■ **Directions**: Copy out the listing with "individual-dot" swapped for "single-dot" wherever it occurs, changing nothing else.
☆ ☆ ☆ ☆ ☆ ☆ ☆
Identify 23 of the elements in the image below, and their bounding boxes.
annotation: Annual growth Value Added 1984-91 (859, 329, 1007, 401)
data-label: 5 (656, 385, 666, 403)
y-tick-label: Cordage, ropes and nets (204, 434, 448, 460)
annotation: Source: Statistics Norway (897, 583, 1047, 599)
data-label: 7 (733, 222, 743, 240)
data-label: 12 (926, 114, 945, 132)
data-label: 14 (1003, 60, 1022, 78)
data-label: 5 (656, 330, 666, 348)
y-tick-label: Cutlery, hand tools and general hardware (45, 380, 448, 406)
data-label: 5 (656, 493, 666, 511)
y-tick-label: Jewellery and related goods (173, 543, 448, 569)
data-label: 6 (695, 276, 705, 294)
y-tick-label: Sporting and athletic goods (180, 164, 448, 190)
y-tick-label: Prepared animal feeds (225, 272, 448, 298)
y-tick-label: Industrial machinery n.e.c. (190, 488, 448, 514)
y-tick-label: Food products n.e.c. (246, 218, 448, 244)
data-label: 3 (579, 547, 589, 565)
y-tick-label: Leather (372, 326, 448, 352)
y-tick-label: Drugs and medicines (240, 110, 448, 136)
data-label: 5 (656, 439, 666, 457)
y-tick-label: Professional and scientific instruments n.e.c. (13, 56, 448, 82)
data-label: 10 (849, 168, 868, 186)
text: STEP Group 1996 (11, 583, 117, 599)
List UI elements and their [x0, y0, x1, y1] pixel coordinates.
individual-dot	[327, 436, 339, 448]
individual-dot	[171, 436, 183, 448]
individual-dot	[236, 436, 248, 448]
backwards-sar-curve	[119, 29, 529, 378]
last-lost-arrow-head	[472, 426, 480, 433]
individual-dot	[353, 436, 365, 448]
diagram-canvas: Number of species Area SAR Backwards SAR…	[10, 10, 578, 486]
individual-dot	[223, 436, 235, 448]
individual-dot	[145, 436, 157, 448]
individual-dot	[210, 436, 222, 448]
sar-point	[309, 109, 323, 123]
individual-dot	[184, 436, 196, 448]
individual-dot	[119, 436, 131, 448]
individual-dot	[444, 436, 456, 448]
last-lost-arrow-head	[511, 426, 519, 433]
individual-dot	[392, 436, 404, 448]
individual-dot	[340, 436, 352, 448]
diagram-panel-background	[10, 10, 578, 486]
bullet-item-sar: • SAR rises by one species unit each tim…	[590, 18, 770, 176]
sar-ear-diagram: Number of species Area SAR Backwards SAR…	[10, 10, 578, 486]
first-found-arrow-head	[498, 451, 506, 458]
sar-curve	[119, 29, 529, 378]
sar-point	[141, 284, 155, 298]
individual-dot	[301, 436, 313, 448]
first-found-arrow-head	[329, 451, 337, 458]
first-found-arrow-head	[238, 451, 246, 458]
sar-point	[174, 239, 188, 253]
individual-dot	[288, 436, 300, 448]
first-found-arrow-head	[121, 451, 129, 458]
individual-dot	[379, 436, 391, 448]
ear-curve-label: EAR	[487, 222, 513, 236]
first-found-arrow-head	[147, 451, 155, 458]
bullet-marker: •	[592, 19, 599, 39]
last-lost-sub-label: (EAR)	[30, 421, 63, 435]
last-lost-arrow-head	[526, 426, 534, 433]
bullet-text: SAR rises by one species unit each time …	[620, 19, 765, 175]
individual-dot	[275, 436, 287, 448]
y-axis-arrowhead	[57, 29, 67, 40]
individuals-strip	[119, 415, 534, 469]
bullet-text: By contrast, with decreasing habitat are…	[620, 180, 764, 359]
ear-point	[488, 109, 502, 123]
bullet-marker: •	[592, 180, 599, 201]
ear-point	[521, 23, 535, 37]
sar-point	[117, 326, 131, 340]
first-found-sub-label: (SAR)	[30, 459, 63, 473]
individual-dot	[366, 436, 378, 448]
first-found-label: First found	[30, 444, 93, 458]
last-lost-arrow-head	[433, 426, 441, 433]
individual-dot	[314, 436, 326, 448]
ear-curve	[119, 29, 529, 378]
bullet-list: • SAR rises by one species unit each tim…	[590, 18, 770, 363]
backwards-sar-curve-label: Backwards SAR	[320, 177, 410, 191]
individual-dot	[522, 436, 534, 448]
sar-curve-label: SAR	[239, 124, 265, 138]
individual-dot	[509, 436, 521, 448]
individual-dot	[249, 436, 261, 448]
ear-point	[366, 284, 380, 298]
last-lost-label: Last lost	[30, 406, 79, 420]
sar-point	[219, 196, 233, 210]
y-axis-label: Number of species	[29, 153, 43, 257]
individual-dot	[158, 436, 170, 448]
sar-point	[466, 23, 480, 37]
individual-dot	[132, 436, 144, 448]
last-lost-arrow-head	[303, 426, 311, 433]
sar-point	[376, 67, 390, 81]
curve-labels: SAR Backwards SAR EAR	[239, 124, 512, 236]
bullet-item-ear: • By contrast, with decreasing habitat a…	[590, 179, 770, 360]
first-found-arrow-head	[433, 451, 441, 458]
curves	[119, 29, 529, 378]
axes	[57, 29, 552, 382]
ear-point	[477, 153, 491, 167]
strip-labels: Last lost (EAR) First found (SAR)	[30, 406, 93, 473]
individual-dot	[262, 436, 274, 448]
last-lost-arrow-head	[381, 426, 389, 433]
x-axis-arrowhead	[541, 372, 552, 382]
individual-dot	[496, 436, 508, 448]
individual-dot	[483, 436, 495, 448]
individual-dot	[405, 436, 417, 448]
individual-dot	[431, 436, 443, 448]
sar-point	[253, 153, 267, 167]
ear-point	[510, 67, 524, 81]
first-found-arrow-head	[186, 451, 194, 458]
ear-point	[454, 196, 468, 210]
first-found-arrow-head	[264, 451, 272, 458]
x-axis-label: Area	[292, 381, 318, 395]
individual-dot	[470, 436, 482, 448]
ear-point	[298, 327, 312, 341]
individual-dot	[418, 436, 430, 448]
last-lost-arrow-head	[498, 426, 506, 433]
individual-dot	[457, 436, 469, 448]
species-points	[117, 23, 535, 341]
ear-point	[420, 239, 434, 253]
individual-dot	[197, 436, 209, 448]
☆ ☆ ☆ ☆ ☆ ☆ ☆
■ **Answer to the problem**:
Identify 23 of the elements in the image below, and their bounding boxes.
annotation: Annual growth Value Added 1984-91 (859, 329, 1007, 401)
data-label: 5 (656, 385, 666, 403)
y-tick-label: Cordage, ropes and nets (204, 434, 448, 460)
annotation: Source: Statistics Norway (897, 583, 1047, 599)
data-label: 7 (733, 222, 743, 240)
data-label: 12 (926, 114, 945, 132)
data-label: 14 (1003, 60, 1022, 78)
data-label: 5 (656, 330, 666, 348)
y-tick-label: Cutlery, hand tools and general hardware (45, 380, 448, 406)
data-label: 5 (656, 493, 666, 511)
y-tick-label: Jewellery and related goods (173, 543, 448, 569)
data-label: 6 (695, 276, 705, 294)
y-tick-label: Sporting and athletic goods (180, 164, 448, 190)
y-tick-label: Prepared animal feeds (225, 272, 448, 298)
y-tick-label: Industrial machinery n.e.c. (190, 488, 448, 514)
y-tick-label: Food products n.e.c. (246, 218, 448, 244)
data-label: 3 (579, 547, 589, 565)
y-tick-label: Leather (372, 326, 448, 352)
y-tick-label: Drugs and medicines (240, 110, 448, 136)
data-label: 5 (656, 439, 666, 457)
y-tick-label: Professional and scientific instruments n.e.c. (13, 56, 448, 82)
data-label: 10 (849, 168, 868, 186)
text: STEP Group 1996 (11, 583, 117, 599)
List UI elements and their [x0, y0, x1, y1] pixel coordinates.
single-dot	[327, 436, 339, 448]
single-dot	[171, 436, 183, 448]
single-dot	[236, 436, 248, 448]
backwards-sar-curve	[119, 29, 529, 378]
last-lost-arrow-head	[472, 426, 480, 433]
single-dot	[353, 436, 365, 448]
diagram-canvas: Number of species Area SAR Backwards SAR…	[10, 10, 578, 486]
single-dot	[223, 436, 235, 448]
single-dot	[145, 436, 157, 448]
single-dot	[210, 436, 222, 448]
sar-point	[309, 109, 323, 123]
single-dot	[184, 436, 196, 448]
single-dot	[119, 436, 131, 448]
single-dot	[444, 436, 456, 448]
last-lost-arrow-head	[511, 426, 519, 433]
single-dot	[392, 436, 404, 448]
single-dot	[340, 436, 352, 448]
diagram-panel-background	[10, 10, 578, 486]
bullet-item-sar: • SAR rises by one species unit each tim…	[590, 18, 770, 176]
sar-ear-diagram: Number of species Area SAR Backwards SAR…	[10, 10, 578, 486]
first-found-arrow-head	[498, 451, 506, 458]
sar-curve	[119, 29, 529, 378]
sar-point	[141, 284, 155, 298]
single-dot	[301, 436, 313, 448]
first-found-arrow-head	[329, 451, 337, 458]
first-found-arrow-head	[238, 451, 246, 458]
sar-point	[174, 239, 188, 253]
single-dot	[288, 436, 300, 448]
first-found-arrow-head	[121, 451, 129, 458]
single-dot	[379, 436, 391, 448]
ear-curve-label: EAR	[487, 222, 513, 236]
first-found-arrow-head	[147, 451, 155, 458]
bullet-marker: •	[592, 19, 599, 39]
last-lost-sub-label: (EAR)	[30, 421, 63, 435]
last-lost-arrow-head	[526, 426, 534, 433]
bullet-text: SAR rises by one species unit each time …	[620, 19, 765, 175]
single-dot	[275, 436, 287, 448]
y-axis-arrowhead	[57, 29, 67, 40]
individuals-strip	[119, 415, 534, 469]
bullet-text: By contrast, with decreasing habitat are…	[620, 180, 764, 359]
ear-point	[488, 109, 502, 123]
bullet-marker: •	[592, 180, 599, 201]
ear-point	[521, 23, 535, 37]
sar-point	[117, 326, 131, 340]
first-found-sub-label: (SAR)	[30, 459, 63, 473]
single-dot	[366, 436, 378, 448]
first-found-label: First found	[30, 444, 93, 458]
last-lost-arrow-head	[433, 426, 441, 433]
single-dot	[314, 436, 326, 448]
ear-curve	[119, 29, 529, 378]
bullet-list: • SAR rises by one species unit each tim…	[590, 18, 770, 363]
backwards-sar-curve-label: Backwards SAR	[320, 177, 410, 191]
single-dot	[522, 436, 534, 448]
sar-curve-label: SAR	[239, 124, 265, 138]
single-dot	[509, 436, 521, 448]
single-dot	[249, 436, 261, 448]
ear-point	[366, 284, 380, 298]
last-lost-label: Last lost	[30, 406, 79, 420]
sar-point	[219, 196, 233, 210]
y-axis-label: Number of species	[29, 153, 43, 257]
single-dot	[158, 436, 170, 448]
sar-point	[466, 23, 480, 37]
single-dot	[132, 436, 144, 448]
last-lost-arrow-head	[303, 426, 311, 433]
sar-point	[376, 67, 390, 81]
curve-labels: SAR Backwards SAR EAR	[239, 124, 512, 236]
bullet-item-ear: • By contrast, with decreasing habitat a…	[590, 179, 770, 360]
first-found-arrow-head	[433, 451, 441, 458]
curves	[119, 29, 529, 378]
axes	[57, 29, 552, 382]
ear-point	[477, 153, 491, 167]
strip-labels: Last lost (EAR) First found (SAR)	[30, 406, 93, 473]
single-dot	[262, 436, 274, 448]
last-lost-arrow-head	[381, 426, 389, 433]
x-axis-arrowhead	[541, 372, 552, 382]
single-dot	[496, 436, 508, 448]
single-dot	[483, 436, 495, 448]
single-dot	[405, 436, 417, 448]
single-dot	[431, 436, 443, 448]
sar-point	[253, 153, 267, 167]
ear-point	[510, 67, 524, 81]
first-found-arrow-head	[186, 451, 194, 458]
ear-point	[454, 196, 468, 210]
first-found-arrow-head	[264, 451, 272, 458]
x-axis-label: Area	[292, 381, 318, 395]
single-dot	[470, 436, 482, 448]
ear-point	[298, 327, 312, 341]
single-dot	[418, 436, 430, 448]
last-lost-arrow-head	[498, 426, 506, 433]
single-dot	[457, 436, 469, 448]
species-points	[117, 23, 535, 341]
ear-point	[420, 239, 434, 253]
single-dot	[197, 436, 209, 448]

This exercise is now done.